#### [GIVEN PROBLEM]
Answer with the number of lines in the listing below that contain the word "type", and nothing else.

(Excerpts from a figure dataset)
------------------------------

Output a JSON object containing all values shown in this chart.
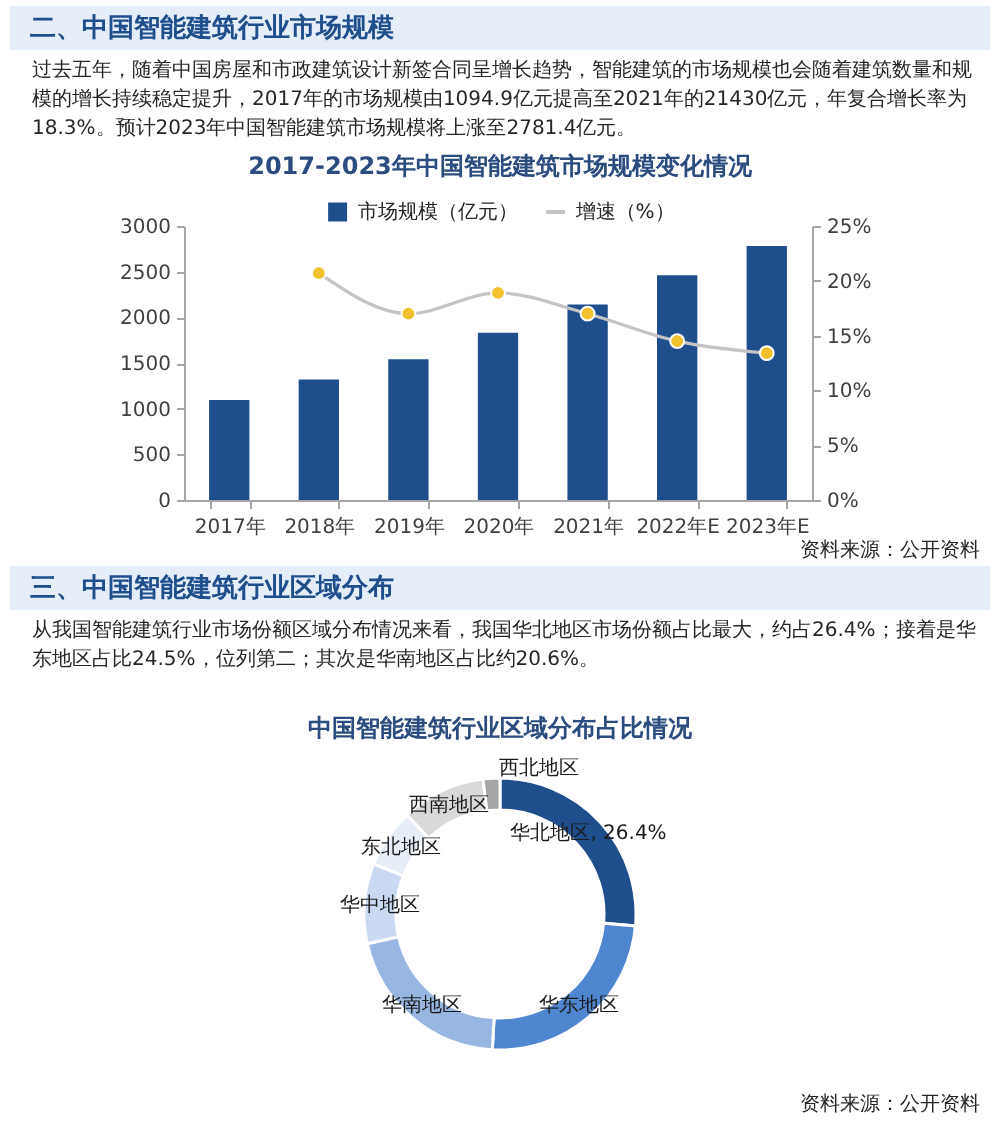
{
  "chart_data": [
    {
      "type": "other",
      "title": "二、中国智能建筑行业市场规模",
      "annotations": [
        "过去五年，随着中国房屋和市政建筑设计新签合同呈增长趋势，智能建筑的市场规模也会随着建筑数量和规模的增长持续稳定提升，2017年的市场规模由1094.9亿元提高至2021年的21430亿元，年复合增长率为18.3%。预计2023年中国智能建筑市场规模将上涨至2781.4亿元。"
      ]
    },
    {
      "type": "bar",
      "title": "2017-2023年中国智能建筑市场规模变化情况",
      "categories": [
        "2017年",
        "2018年",
        "2019年",
        "2020年",
        "2021年",
        "2022年E",
        "2023年E"
      ],
      "series": [
        {
          "name": "市场规模（亿元）",
          "type": "bar",
          "color": "#1f4e8c",
          "values": [
            1094.9,
            1320,
            1540,
            1830,
            2140,
            2460,
            2781.4
          ]
        },
        {
          "name": "增速（%）",
          "type": "line",
          "axis": "y2",
          "color": "#c4c4c4",
          "colors": [
            "#f2c12e",
            "#f2c12e",
            "#f2c12e",
            "#f2c12e",
            "#f2c12e",
            "#f2c12e",
            "#f2c12e"
          ],
          "values": [
            null,
            20.7,
            17.0,
            18.9,
            17.0,
            14.5,
            13.4
          ]
        }
      ],
      "ylim": [
        0,
        3000
      ],
      "yticks": [
        0,
        500,
        1000,
        1500,
        2000,
        2500,
        3000
      ],
      "y2lim": [
        0,
        25
      ],
      "y2ticks": [
        {
          "value": 0,
          "label": "0%"
        },
        {
          "value": 5,
          "label": "5%"
        },
        {
          "value": 10,
          "label": "10%"
        },
        {
          "value": 15,
          "label": "15%"
        },
        {
          "value": 20,
          "label": "20%"
        },
        {
          "value": 25,
          "label": "25%"
        }
      ],
      "grid": false,
      "legend": "top",
      "marker": "circle",
      "line_style": "solid",
      "annotations": [
        "资料来源：公开资料"
      ]
    },
    {
      "type": "other",
      "title": "三、中国智能建筑行业区域分布",
      "annotations": [
        "从我国智能建筑行业市场份额区域分布情况来看，我国华北地区市场份额占比最大，约占26.4%；接着是华东地区占比24.5%，位列第二；其次是华南地区占比约20.6%。"
      ]
    },
    {
      "type": "donut",
      "title": "中国智能建筑行业区域分布占比情况",
      "categories": [
        "华北地区",
        "华东地区",
        "华南地区",
        "华中地区",
        "东北地区",
        "西南地区",
        "西北地区"
      ],
      "values": [
        26.4,
        24.5,
        20.6,
        9.5,
        7,
        10,
        2
      ],
      "colors": [
        "#1f4e8c",
        "#4f86d0",
        "#98b6e2",
        "#c8d9f1",
        "#e6edf7",
        "#d9d9d9",
        "#a6a6a6"
      ],
      "value_labels": [
        "26.4%",
        null,
        null,
        null,
        null,
        null,
        null
      ],
      "annotations": [
        "资料来源：公开资料"
      ]
    }
  ]
}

------------------------------

#### [SOLVED EXERCISE]
6